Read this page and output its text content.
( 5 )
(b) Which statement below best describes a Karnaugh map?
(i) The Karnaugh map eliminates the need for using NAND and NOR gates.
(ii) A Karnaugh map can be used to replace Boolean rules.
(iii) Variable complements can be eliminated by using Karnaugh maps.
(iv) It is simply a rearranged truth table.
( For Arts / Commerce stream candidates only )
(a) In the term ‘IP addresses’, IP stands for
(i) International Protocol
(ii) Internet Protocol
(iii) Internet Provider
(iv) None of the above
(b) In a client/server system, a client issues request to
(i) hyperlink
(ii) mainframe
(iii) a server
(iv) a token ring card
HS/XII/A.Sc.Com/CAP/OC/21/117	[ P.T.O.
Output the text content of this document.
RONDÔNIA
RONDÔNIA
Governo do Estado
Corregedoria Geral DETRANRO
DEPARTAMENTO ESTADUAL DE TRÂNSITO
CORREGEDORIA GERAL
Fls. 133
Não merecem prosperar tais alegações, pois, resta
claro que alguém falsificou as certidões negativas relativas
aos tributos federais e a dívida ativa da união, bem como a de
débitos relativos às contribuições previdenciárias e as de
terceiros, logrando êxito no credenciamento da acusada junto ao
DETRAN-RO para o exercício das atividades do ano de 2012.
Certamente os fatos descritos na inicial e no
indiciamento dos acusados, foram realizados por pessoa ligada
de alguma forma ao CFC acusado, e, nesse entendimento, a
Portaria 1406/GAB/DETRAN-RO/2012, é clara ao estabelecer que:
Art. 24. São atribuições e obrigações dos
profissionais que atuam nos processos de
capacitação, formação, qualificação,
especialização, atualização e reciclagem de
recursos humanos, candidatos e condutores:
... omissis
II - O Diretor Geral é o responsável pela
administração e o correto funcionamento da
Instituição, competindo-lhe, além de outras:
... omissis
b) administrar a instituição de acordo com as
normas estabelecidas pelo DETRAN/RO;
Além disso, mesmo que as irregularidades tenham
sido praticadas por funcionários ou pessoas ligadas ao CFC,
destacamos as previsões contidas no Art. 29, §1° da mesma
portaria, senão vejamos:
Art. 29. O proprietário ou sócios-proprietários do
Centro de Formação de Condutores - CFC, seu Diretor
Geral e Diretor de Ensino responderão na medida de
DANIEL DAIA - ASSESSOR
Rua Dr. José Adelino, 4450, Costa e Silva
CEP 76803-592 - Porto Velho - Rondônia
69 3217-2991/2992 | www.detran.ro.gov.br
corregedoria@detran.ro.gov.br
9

• GIVEN REQUEST
Locate all lines in the listing above with the word "Internet" and copy them.

• EXERCISE RESULT
(ii) Internet Protocol
(iii) Internet Provider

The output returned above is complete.